** Begin **

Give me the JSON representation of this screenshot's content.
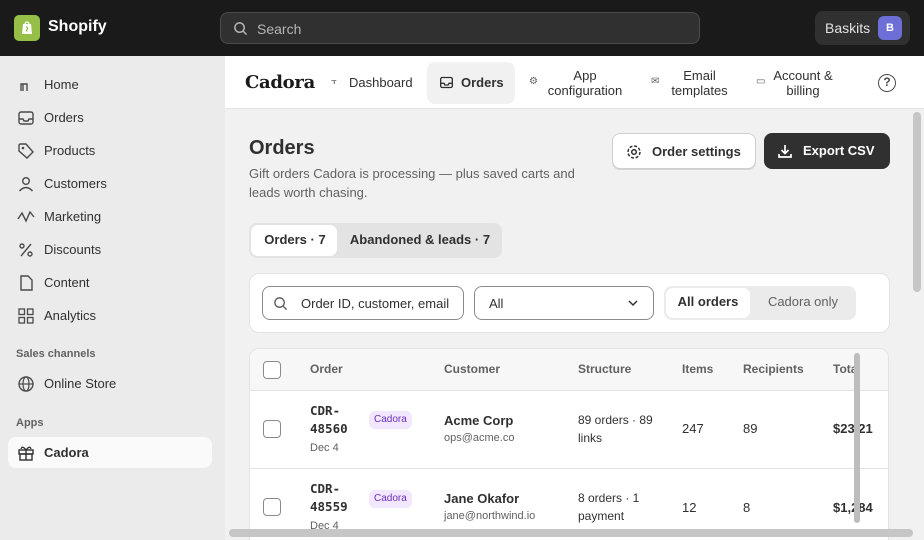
{
  "topbar": {
    "brand": "Shopify",
    "search_placeholder": "Search",
    "store_name": "Baskits",
    "avatar_initial": "B"
  },
  "sidebar": {
    "items": [
      {
        "label": "Home",
        "icon": "home-icon"
      },
      {
        "label": "Orders",
        "icon": "inbox-icon"
      },
      {
        "label": "Products",
        "icon": "tag-icon"
      },
      {
        "label": "Customers",
        "icon": "person-icon"
      },
      {
        "label": "Marketing",
        "icon": "target-icon"
      },
      {
        "label": "Discounts",
        "icon": "discount-icon"
      },
      {
        "label": "Content",
        "icon": "document-icon"
      },
      {
        "label": "Analytics",
        "icon": "chart-icon"
      }
    ],
    "sales_channels_title": "Sales channels",
    "online_store": "Online Store",
    "apps_title": "Apps",
    "app_active": "Cadora"
  },
  "appbar": {
    "app_name": "Cadora",
    "tabs": [
      {
        "label": "Dashboard"
      },
      {
        "label": "Orders"
      },
      {
        "label": "App configuration"
      },
      {
        "label": "Email templates"
      },
      {
        "label": "Account & billing"
      }
    ],
    "help": "?"
  },
  "page": {
    "title": "Orders",
    "subtitle": "Gift orders Cadora is processing — plus saved carts and leads worth chasing.",
    "settings_button": "Order settings",
    "export_button": "Export CSV",
    "tabs": [
      {
        "label": "Orders · 7"
      },
      {
        "label": "Abandoned & leads · 7"
      }
    ]
  },
  "filters": {
    "search_placeholder": "Order ID, customer, email",
    "select_value": "All",
    "scope_options": [
      {
        "label": "All orders"
      },
      {
        "label": "Cadora only"
      }
    ]
  },
  "table": {
    "columns": [
      "Order",
      "Customer",
      "Structure",
      "Items",
      "Recipients",
      "Total"
    ],
    "rows": [
      {
        "order_id": "CDR-48560",
        "date": "Dec 4",
        "badge": "Cadora",
        "customer": "Acme Corp",
        "email": "ops@acme.co",
        "structure": "89 orders · 89 links",
        "items": "247",
        "recipients": "89",
        "total": "$23,21"
      },
      {
        "order_id": "CDR-48559",
        "date": "Dec 4",
        "badge": "Cadora",
        "customer": "Jane Okafor",
        "email": "jane@northwind.io",
        "structure": "8 orders · 1 payment",
        "items": "12",
        "recipients": "8",
        "total": "$1,284"
      }
    ]
  }
}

** End **

### Required task
Find the word "icon" in the entries above and gather every line that holds it.

### The result
        "icon": "home-icon"
        "icon": "inbox-icon"
        "icon": "tag-icon"
        "icon": "person-icon"
        "icon": "target-icon"
        "icon": "discount-icon"
        "icon": "document-icon"
        "icon": "chart-icon"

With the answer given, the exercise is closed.